== The request ==
Lines holding the string "Trends" are the ones to copy; find them all in the data.
BEGIN Data for this exercise
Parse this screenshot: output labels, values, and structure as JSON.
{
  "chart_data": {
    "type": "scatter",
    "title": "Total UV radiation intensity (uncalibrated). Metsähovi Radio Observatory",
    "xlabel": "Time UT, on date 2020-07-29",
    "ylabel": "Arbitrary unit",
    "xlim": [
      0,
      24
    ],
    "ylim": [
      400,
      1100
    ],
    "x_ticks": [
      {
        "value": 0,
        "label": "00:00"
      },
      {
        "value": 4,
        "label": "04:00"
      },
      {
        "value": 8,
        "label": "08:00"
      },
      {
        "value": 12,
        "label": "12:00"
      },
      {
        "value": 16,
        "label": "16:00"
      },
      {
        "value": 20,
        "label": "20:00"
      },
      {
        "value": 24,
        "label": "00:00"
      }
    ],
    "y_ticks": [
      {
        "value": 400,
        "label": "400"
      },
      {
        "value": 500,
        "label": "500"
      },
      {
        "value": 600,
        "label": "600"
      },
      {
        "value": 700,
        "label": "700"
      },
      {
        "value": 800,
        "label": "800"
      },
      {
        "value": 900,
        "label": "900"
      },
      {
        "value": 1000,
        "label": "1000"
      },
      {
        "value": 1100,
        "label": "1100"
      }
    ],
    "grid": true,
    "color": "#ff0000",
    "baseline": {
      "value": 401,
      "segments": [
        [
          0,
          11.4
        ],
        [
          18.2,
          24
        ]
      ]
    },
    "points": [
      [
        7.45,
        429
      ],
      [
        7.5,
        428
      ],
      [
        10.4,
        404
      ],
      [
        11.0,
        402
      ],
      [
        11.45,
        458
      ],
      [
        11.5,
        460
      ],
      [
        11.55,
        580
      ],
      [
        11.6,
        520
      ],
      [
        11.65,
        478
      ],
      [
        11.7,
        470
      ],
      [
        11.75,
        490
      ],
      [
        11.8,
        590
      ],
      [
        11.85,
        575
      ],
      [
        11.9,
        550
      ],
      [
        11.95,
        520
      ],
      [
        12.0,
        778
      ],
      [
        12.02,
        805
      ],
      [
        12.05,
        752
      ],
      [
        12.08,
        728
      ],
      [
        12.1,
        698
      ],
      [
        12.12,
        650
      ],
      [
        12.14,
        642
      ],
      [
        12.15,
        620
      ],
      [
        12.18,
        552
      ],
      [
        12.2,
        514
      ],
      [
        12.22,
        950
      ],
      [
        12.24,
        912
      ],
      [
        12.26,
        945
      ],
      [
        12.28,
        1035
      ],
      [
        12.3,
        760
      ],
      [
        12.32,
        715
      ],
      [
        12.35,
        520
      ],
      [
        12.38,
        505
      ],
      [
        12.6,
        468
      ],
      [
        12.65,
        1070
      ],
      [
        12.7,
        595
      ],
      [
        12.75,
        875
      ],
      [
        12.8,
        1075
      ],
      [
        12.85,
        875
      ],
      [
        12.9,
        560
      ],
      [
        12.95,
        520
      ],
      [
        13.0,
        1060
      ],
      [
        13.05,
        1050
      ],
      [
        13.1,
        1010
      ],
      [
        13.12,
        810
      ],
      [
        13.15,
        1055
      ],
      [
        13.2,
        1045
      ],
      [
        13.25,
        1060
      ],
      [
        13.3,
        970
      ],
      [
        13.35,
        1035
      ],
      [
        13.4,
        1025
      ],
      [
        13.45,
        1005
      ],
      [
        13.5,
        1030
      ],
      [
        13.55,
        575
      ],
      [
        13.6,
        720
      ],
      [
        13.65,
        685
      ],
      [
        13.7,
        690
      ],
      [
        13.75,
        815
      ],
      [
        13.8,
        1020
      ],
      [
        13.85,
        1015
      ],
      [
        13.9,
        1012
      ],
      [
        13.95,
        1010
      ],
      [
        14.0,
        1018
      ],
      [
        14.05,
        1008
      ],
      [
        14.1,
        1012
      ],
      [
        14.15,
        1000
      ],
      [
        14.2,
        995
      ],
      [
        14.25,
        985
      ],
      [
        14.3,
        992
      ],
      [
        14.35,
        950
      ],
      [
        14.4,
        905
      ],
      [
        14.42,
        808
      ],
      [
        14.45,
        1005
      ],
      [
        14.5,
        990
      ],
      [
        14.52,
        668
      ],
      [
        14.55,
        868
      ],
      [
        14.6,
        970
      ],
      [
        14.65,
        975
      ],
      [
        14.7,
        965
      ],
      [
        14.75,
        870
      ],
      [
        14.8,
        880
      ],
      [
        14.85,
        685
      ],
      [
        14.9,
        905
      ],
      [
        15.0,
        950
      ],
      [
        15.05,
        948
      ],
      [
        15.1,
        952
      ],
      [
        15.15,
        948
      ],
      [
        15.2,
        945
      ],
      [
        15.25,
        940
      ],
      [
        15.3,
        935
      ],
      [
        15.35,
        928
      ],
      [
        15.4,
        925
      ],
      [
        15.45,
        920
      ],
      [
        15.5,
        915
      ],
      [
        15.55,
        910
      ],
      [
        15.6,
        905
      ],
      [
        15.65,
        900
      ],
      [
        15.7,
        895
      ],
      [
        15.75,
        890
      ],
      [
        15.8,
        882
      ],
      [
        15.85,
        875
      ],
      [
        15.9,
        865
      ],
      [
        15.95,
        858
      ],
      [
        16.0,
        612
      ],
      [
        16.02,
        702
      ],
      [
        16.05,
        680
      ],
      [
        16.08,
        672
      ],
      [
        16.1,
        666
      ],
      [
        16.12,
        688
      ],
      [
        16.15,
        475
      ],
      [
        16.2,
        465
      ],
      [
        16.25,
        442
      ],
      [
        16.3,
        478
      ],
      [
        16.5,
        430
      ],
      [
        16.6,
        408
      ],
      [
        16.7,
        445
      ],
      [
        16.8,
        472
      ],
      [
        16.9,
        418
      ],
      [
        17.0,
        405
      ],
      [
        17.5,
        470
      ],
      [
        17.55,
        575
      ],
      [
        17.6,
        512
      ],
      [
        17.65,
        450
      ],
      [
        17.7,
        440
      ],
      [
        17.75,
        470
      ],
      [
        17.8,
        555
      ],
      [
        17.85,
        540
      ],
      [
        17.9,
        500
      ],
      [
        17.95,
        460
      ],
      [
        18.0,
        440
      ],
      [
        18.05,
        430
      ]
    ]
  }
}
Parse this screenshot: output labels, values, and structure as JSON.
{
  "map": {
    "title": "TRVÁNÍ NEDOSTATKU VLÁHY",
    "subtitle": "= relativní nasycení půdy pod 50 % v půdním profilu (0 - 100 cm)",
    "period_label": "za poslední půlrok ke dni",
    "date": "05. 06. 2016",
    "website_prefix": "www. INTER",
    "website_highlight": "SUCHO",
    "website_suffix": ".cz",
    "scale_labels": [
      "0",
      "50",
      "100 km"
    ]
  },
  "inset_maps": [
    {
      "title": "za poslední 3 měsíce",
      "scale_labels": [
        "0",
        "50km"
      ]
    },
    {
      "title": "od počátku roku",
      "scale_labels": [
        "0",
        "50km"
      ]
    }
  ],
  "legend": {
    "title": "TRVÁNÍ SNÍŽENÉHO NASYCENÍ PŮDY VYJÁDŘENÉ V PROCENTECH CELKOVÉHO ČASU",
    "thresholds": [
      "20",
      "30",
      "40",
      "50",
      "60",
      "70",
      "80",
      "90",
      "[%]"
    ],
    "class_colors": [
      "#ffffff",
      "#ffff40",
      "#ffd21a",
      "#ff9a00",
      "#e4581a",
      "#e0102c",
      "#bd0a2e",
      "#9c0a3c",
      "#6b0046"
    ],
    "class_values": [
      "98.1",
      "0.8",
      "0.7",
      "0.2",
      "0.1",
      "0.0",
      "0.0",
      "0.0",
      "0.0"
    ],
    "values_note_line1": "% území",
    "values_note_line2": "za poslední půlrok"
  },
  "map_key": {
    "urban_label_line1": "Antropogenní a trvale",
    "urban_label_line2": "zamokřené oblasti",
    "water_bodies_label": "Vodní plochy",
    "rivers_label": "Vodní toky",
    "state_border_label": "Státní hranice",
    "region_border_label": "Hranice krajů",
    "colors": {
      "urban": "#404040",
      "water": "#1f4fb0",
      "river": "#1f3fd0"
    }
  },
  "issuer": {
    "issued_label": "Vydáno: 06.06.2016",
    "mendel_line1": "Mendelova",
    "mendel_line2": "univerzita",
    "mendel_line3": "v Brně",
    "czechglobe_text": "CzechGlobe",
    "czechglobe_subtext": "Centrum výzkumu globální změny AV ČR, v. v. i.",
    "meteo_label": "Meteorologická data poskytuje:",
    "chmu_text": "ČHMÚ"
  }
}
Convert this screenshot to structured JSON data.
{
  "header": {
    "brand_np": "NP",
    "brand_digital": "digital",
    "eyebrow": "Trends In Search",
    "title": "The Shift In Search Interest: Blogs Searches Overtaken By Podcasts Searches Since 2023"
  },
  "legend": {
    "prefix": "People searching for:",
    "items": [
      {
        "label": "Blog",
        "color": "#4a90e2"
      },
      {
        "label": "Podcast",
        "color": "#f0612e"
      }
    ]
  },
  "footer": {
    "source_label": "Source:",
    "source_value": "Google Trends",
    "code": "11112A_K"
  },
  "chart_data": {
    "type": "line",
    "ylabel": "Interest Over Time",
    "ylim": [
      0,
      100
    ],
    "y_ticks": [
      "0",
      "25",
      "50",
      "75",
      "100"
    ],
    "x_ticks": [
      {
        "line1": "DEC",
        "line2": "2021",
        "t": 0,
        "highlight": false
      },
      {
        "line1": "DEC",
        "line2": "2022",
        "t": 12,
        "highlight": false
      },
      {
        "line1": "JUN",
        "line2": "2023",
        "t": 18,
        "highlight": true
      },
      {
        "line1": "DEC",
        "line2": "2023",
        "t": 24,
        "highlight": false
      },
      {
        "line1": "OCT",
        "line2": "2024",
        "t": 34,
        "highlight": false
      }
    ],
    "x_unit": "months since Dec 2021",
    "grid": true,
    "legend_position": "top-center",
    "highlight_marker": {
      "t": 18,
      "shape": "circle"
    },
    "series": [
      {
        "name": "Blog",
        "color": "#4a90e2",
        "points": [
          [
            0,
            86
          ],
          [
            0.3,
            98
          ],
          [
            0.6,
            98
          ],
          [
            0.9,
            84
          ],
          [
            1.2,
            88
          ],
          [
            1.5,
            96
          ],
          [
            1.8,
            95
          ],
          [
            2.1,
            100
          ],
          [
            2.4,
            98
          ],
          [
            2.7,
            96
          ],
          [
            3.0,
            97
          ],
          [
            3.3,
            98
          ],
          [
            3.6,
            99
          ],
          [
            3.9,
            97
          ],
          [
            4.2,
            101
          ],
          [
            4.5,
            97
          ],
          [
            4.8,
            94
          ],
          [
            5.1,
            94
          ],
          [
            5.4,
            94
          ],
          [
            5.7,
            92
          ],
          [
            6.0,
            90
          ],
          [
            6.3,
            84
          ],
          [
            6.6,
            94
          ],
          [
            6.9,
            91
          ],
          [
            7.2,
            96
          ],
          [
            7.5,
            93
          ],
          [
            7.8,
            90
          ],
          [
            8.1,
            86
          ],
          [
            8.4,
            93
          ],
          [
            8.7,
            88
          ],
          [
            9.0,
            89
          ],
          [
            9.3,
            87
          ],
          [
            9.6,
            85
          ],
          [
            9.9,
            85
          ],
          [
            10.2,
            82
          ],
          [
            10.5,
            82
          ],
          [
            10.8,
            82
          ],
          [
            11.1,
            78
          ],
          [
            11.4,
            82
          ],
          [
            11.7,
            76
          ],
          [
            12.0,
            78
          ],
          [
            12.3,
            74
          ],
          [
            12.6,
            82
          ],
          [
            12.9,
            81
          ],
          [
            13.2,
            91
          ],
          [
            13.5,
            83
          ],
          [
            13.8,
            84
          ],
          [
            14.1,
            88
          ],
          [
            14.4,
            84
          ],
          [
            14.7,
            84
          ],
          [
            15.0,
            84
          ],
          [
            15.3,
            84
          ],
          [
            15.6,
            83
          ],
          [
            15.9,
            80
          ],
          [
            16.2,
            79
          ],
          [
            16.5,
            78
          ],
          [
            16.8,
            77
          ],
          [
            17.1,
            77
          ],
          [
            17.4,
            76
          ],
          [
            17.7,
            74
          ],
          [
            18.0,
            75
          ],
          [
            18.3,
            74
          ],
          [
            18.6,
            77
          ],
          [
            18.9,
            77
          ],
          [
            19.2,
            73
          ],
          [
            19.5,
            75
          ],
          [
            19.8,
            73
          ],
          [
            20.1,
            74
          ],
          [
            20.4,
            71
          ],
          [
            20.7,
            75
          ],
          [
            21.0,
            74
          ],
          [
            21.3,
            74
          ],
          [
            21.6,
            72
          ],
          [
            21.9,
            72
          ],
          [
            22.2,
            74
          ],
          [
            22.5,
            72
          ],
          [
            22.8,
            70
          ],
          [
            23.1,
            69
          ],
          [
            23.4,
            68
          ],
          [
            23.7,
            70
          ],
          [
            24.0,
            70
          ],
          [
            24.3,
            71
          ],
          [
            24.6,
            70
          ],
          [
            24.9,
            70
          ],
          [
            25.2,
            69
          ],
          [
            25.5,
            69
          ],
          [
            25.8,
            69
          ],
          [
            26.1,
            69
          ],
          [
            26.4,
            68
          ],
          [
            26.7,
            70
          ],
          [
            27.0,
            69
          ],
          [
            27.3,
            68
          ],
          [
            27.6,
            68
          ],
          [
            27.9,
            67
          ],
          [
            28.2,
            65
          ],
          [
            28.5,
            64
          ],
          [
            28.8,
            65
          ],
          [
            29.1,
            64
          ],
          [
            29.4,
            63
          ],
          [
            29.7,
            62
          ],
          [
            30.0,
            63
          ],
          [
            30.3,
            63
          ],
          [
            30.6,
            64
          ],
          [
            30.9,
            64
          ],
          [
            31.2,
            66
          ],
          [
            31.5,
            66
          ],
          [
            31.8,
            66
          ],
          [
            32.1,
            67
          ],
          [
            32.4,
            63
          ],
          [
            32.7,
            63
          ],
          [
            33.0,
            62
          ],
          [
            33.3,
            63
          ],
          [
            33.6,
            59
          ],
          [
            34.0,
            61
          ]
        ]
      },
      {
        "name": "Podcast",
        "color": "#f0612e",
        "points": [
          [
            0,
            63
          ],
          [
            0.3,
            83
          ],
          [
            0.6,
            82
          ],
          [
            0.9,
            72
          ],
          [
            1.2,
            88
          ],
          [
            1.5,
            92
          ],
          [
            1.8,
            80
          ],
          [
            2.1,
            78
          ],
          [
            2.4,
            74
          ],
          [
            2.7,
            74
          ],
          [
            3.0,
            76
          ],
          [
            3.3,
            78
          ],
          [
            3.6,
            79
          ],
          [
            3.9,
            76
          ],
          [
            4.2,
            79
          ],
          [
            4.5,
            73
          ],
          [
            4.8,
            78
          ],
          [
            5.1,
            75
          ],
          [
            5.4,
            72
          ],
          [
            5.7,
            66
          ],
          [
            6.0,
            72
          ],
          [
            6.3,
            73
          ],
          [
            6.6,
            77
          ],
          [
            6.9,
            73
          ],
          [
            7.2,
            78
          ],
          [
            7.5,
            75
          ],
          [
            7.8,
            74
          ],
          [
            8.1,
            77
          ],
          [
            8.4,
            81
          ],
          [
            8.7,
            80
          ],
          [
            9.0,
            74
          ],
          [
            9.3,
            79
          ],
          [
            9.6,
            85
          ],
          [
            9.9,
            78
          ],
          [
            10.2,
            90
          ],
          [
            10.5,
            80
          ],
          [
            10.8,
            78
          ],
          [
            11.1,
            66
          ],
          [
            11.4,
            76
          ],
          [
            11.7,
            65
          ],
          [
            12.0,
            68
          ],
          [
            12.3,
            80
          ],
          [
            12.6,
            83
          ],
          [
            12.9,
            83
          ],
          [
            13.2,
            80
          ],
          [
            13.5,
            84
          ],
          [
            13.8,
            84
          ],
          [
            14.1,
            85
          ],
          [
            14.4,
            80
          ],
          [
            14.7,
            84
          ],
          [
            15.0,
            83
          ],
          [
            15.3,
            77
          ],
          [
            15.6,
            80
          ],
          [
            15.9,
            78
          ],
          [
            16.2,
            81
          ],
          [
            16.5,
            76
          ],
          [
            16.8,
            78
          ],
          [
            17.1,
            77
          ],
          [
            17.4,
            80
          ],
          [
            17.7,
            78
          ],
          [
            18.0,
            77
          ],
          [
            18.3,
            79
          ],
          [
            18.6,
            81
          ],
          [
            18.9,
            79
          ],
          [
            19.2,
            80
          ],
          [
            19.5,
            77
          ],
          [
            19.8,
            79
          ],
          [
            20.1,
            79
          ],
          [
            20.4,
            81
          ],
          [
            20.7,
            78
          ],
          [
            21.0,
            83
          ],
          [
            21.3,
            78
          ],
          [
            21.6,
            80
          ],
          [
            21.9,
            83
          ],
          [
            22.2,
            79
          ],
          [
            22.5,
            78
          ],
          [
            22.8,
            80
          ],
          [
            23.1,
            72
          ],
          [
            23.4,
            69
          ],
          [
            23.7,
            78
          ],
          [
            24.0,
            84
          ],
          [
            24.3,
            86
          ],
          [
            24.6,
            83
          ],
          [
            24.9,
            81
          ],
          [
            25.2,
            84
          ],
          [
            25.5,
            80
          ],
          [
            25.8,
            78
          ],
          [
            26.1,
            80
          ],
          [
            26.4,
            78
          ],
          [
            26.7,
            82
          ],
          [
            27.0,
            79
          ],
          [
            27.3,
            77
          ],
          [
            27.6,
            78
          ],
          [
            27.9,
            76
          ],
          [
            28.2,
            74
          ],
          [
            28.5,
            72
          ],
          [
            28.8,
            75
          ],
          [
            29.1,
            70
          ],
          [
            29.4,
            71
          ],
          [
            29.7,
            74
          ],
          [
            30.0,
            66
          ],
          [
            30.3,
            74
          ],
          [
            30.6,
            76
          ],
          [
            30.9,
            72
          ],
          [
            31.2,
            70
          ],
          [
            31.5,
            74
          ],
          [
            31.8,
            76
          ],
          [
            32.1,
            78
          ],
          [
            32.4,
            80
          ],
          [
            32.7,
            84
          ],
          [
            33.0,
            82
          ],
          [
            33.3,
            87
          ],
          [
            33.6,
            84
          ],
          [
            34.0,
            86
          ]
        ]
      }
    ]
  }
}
END Data for this exercise
== Reply ==
    "eyebrow": "Trends In Search",
    "source_value": "Google Trends",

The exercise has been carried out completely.